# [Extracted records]
— START —
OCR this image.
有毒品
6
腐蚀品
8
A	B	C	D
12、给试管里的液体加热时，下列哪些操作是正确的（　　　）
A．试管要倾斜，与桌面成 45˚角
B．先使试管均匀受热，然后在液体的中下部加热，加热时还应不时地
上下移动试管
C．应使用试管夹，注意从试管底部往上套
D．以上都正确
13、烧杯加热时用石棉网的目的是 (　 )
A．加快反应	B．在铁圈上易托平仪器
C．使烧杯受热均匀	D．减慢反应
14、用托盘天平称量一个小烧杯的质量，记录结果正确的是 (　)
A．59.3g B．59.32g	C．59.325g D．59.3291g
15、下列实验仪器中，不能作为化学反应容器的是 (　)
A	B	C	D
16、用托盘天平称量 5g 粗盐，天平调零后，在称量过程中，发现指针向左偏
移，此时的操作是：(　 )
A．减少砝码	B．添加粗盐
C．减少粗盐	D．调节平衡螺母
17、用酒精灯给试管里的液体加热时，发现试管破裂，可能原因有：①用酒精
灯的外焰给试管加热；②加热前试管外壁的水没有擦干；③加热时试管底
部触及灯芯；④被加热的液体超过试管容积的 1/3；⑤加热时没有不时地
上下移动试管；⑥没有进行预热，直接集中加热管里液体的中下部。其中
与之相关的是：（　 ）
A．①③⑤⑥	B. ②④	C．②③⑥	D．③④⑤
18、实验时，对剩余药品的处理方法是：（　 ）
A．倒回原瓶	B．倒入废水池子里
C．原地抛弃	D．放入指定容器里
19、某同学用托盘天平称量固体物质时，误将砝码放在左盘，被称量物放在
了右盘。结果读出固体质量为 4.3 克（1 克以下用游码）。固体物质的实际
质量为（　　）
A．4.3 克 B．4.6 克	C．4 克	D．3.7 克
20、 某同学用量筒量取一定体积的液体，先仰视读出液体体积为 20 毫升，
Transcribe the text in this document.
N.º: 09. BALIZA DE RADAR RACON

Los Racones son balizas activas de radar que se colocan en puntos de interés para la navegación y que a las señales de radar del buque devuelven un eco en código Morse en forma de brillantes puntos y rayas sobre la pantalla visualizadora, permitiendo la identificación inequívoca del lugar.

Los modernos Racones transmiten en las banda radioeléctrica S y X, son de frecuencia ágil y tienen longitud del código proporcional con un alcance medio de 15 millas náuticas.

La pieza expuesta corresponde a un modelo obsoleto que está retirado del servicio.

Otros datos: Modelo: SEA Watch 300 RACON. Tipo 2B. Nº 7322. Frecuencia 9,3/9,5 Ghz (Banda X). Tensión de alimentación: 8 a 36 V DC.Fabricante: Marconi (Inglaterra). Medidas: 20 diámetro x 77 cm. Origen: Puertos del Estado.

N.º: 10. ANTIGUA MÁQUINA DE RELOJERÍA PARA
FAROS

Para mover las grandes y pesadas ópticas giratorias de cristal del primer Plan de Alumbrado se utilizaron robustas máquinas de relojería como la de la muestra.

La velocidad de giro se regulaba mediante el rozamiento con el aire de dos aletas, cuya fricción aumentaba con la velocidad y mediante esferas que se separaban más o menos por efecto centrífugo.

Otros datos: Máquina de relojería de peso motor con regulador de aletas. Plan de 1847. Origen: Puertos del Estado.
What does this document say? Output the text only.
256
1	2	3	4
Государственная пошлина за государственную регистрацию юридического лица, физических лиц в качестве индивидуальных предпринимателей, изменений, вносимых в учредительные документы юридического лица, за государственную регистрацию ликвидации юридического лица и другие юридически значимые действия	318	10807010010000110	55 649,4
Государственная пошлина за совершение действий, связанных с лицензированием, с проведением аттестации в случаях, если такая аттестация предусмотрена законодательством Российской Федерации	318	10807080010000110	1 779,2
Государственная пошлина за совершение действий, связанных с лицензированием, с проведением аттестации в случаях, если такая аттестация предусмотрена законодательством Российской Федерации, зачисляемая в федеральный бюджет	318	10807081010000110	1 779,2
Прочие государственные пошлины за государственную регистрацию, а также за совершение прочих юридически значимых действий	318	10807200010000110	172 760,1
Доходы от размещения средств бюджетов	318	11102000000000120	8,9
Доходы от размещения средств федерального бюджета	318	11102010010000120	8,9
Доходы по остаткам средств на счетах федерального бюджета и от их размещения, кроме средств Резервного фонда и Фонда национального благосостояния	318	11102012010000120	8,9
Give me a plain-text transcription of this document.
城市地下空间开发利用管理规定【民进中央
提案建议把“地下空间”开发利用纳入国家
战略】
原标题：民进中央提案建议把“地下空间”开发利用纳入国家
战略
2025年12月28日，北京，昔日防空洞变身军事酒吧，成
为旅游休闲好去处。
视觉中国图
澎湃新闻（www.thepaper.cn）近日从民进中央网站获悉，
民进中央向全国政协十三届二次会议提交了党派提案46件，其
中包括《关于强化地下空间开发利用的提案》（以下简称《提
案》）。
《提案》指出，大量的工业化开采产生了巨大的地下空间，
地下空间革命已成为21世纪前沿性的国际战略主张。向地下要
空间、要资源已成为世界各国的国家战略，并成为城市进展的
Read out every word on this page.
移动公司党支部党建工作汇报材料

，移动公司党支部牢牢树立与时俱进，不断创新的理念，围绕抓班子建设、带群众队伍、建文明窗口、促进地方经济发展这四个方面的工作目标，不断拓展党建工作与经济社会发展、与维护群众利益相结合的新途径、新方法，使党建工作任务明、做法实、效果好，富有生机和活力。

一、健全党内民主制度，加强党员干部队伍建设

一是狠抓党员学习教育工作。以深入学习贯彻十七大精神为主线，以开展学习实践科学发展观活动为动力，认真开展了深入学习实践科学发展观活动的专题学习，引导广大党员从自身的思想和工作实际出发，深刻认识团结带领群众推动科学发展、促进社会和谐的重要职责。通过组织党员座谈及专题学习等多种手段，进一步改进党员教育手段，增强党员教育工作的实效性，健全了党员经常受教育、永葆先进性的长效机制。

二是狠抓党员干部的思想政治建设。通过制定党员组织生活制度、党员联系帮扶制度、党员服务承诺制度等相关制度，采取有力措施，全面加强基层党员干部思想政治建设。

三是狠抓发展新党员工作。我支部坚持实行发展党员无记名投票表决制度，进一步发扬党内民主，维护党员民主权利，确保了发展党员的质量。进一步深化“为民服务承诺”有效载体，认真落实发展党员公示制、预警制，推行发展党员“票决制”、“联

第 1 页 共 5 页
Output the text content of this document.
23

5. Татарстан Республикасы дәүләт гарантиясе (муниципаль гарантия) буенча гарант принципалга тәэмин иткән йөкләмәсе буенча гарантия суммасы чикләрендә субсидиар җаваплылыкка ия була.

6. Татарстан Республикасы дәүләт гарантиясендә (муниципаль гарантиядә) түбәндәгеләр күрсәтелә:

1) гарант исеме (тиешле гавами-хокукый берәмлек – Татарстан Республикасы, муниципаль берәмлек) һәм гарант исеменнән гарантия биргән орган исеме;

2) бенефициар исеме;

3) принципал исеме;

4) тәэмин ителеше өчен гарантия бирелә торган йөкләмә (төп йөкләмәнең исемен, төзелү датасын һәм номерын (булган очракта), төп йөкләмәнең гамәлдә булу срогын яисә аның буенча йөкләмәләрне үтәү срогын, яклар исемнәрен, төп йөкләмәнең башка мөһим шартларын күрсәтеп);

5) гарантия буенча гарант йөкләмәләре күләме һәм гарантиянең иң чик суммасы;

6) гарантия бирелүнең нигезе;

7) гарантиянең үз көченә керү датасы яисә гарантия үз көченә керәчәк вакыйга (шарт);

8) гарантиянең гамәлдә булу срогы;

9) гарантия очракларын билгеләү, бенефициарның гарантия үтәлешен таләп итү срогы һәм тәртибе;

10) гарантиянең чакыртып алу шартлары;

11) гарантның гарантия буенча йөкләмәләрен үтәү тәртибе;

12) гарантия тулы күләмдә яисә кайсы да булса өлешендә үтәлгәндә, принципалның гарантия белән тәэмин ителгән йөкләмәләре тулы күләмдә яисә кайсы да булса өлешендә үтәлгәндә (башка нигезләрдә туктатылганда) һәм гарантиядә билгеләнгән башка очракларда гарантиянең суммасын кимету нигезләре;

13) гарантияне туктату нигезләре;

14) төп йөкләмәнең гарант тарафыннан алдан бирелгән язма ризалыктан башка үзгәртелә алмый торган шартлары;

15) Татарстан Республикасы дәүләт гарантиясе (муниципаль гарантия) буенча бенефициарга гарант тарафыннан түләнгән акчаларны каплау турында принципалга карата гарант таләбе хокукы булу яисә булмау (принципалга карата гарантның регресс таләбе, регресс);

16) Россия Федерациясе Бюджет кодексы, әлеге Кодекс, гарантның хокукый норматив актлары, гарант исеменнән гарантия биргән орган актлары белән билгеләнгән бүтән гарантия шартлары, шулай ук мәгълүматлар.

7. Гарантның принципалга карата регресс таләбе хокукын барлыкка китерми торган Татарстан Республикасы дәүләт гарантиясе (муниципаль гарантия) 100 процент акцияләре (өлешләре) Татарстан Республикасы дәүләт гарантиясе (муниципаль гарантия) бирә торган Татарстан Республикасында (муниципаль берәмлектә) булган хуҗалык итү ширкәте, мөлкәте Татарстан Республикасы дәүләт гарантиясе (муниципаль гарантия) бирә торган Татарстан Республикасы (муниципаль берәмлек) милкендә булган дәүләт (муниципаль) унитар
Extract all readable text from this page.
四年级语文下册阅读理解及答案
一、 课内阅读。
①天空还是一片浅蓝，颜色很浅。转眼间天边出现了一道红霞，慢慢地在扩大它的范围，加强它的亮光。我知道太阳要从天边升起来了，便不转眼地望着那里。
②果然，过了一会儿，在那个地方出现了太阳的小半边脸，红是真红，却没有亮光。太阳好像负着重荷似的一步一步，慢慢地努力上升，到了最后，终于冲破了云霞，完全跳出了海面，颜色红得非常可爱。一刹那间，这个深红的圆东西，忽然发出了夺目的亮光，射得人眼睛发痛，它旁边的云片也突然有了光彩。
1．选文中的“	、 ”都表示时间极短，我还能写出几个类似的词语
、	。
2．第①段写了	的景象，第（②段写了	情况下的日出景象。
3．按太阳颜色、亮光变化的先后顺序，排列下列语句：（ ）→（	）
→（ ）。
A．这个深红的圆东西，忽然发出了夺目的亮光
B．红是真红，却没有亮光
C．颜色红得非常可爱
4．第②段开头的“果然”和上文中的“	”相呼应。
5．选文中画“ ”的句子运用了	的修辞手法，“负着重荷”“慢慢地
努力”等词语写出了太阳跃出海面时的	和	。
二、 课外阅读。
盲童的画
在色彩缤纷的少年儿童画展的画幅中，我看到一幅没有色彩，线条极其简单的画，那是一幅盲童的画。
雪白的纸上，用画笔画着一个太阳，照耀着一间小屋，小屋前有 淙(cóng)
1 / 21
— END —
# [What this task involves]
Report only how many lines of the listing hold the word "йөкләмәнең".

# [Response to the exercise]
2